Requirement >> Copy out each line that has "this" in it.

Data shown >>
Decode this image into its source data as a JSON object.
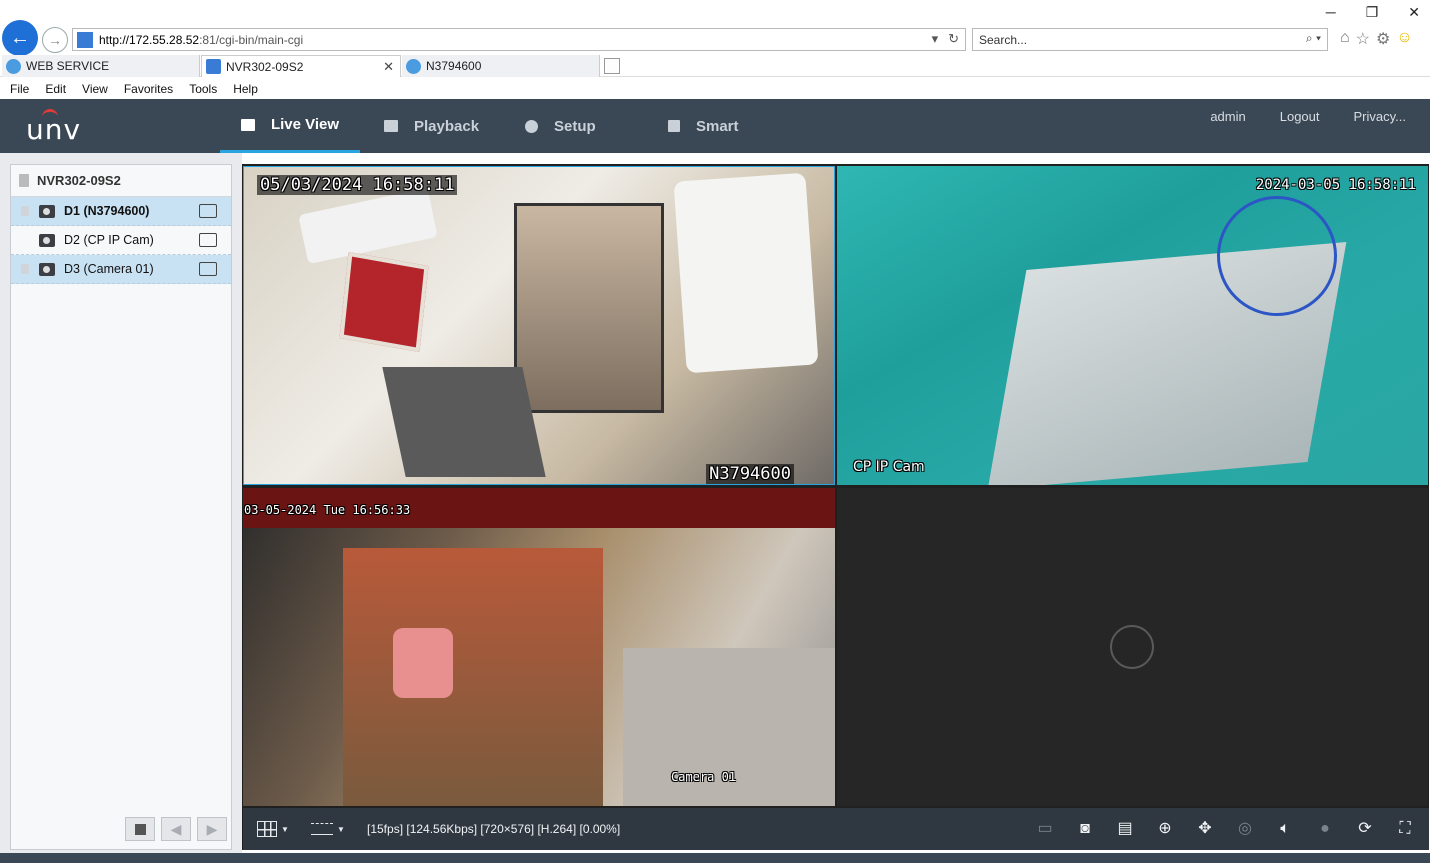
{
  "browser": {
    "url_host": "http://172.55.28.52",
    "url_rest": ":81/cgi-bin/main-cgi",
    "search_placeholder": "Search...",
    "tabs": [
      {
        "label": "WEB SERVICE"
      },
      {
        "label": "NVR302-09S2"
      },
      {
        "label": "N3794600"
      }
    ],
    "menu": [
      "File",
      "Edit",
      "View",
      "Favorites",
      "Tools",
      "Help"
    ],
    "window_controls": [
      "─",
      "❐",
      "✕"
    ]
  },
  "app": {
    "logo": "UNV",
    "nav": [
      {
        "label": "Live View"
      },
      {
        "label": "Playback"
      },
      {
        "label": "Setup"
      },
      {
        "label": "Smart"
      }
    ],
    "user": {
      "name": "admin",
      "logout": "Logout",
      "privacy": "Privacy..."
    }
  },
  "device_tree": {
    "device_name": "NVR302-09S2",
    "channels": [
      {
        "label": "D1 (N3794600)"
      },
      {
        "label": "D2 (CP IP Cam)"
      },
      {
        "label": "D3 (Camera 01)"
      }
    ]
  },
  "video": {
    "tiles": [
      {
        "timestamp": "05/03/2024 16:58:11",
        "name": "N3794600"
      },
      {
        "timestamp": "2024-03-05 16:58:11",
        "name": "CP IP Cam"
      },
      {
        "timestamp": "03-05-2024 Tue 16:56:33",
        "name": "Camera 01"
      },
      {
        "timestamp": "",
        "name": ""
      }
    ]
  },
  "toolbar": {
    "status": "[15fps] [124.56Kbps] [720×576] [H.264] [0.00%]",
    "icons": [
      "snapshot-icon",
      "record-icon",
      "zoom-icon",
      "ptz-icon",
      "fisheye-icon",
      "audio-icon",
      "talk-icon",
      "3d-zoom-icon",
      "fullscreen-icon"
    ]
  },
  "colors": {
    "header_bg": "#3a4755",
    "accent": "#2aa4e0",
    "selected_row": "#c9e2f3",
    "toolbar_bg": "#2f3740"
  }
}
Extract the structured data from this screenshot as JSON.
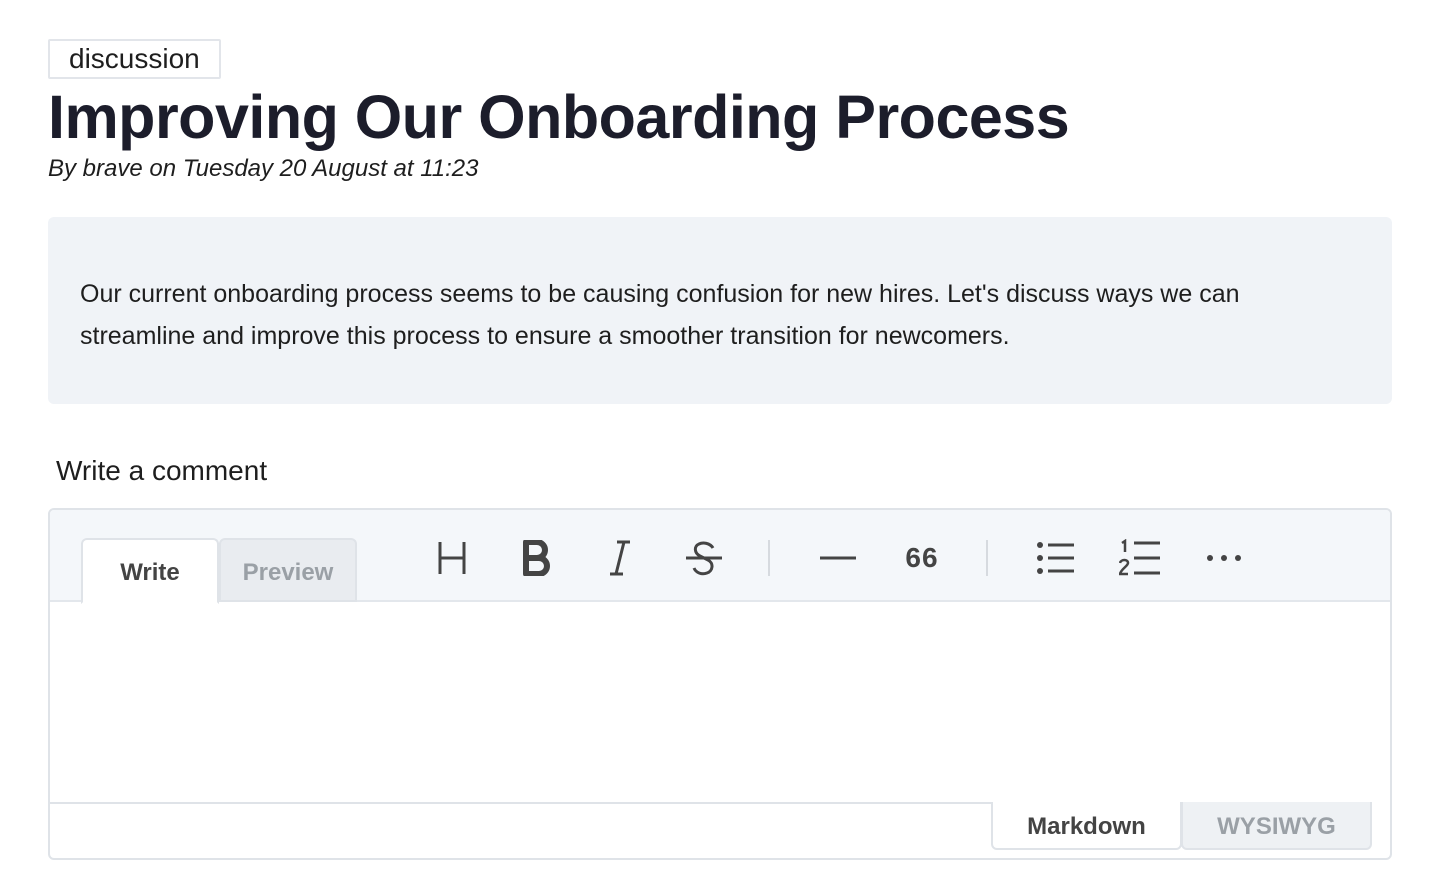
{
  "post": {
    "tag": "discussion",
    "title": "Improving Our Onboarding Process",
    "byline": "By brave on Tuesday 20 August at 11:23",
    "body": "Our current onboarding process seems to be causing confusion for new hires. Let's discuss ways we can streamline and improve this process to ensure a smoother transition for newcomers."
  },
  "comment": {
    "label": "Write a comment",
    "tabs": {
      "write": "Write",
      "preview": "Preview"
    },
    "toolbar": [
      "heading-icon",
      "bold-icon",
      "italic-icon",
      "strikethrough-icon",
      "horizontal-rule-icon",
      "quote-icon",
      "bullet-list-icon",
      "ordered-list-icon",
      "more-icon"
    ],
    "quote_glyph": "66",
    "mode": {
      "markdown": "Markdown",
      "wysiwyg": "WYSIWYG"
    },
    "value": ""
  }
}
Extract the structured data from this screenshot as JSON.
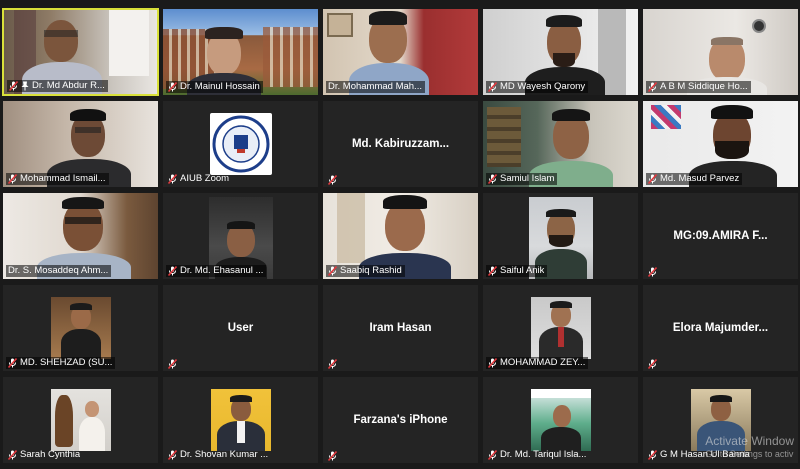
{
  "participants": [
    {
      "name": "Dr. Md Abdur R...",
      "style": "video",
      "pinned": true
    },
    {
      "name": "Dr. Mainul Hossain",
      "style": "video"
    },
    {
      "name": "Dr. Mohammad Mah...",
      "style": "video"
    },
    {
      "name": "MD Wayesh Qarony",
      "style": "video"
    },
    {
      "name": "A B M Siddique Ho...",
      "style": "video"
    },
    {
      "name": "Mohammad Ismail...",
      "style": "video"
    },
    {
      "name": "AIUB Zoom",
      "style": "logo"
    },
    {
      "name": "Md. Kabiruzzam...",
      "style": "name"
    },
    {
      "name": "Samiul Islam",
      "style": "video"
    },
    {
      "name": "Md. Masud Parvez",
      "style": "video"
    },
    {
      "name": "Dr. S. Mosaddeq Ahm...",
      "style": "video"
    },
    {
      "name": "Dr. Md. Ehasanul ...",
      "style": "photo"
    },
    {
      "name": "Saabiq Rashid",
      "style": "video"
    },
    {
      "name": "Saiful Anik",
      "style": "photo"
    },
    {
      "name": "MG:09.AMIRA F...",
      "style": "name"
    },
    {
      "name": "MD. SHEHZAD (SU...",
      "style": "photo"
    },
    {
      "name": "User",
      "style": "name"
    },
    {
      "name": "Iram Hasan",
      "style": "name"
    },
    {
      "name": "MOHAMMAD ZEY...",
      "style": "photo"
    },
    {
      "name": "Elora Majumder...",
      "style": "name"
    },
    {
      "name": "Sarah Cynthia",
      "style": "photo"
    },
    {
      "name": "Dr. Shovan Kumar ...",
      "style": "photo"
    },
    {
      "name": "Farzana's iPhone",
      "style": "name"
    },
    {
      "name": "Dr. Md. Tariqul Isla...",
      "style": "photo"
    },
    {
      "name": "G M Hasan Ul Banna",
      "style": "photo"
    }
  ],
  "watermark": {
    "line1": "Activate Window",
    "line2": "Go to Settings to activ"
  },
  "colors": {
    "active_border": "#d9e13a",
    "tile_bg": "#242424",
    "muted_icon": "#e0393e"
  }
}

Task answer >>
Decode this image into its source data as a JSON object.
Extract the structured data from this screenshot as JSON.
    "body": "Our current onboarding process seems to be causing confusion for new hires. Let's discuss ways we can streamline and improve this process to ensure a smoother transition for newcomers."
Extract the structured data from this screenshot as JSON.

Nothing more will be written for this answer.